— Start AVAILABLE RECORDS —

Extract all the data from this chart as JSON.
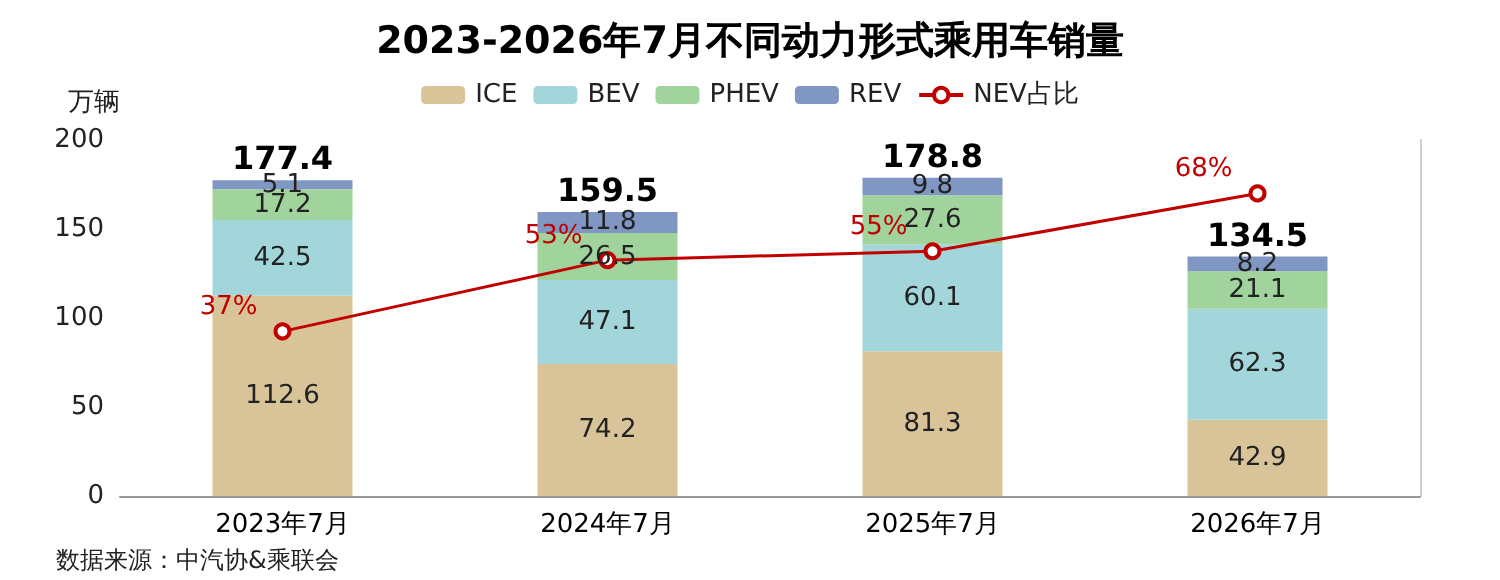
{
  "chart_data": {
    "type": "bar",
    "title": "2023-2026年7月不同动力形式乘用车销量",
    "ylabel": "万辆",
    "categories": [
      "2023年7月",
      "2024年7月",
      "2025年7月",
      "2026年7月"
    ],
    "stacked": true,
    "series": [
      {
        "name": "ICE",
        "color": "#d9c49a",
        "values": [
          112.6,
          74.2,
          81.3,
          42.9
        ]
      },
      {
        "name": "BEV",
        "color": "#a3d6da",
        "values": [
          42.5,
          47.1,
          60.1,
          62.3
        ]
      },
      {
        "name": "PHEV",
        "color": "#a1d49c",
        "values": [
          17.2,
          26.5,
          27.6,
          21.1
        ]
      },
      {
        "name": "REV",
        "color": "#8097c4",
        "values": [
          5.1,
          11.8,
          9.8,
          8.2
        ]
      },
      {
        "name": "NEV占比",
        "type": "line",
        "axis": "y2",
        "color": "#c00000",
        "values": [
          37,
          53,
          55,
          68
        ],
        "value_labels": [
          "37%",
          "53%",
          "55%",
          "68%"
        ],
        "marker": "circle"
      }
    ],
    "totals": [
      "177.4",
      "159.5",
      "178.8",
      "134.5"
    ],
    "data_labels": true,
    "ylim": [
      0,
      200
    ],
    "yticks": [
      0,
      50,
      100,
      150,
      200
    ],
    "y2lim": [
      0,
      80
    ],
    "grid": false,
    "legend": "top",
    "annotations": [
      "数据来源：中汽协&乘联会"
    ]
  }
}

— End AVAILABLE RECORDS —

*TASK REQUIREMENTS*. Restate the listing above word for word, and skip the pictures.

*SOLUTION FOR THIS EXERCISE*.
Extract all the data from this chart as JSON.
{
  "chart_data": {
    "type": "bar",
    "title": "2023-2026年7月不同动力形式乘用车销量",
    "ylabel": "万辆",
    "categories": [
      "2023年7月",
      "2024年7月",
      "2025年7月",
      "2026年7月"
    ],
    "stacked": true,
    "series": [
      {
        "name": "ICE",
        "color": "#d9c49a",
        "values": [
          112.6,
          74.2,
          81.3,
          42.9
        ]
      },
      {
        "name": "BEV",
        "color": "#a3d6da",
        "values": [
          42.5,
          47.1,
          60.1,
          62.3
        ]
      },
      {
        "name": "PHEV",
        "color": "#a1d49c",
        "values": [
          17.2,
          26.5,
          27.6,
          21.1
        ]
      },
      {
        "name": "REV",
        "color": "#8097c4",
        "values": [
          5.1,
          11.8,
          9.8,
          8.2
        ]
      },
      {
        "name": "NEV占比",
        "type": "line",
        "axis": "y2",
        "color": "#c00000",
        "values": [
          37,
          53,
          55,
          68
        ],
        "value_labels": [
          "37%",
          "53%",
          "55%",
          "68%"
        ],
        "marker": "circle"
      }
    ],
    "totals": [
      "177.4",
      "159.5",
      "178.8",
      "134.5"
    ],
    "data_labels": true,
    "ylim": [
      0,
      200
    ],
    "yticks": [
      0,
      50,
      100,
      150,
      200
    ],
    "y2lim": [
      0,
      80
    ],
    "grid": false,
    "legend": "top",
    "annotations": [
      "数据来源：中汽协&乘联会"
    ]
  }
}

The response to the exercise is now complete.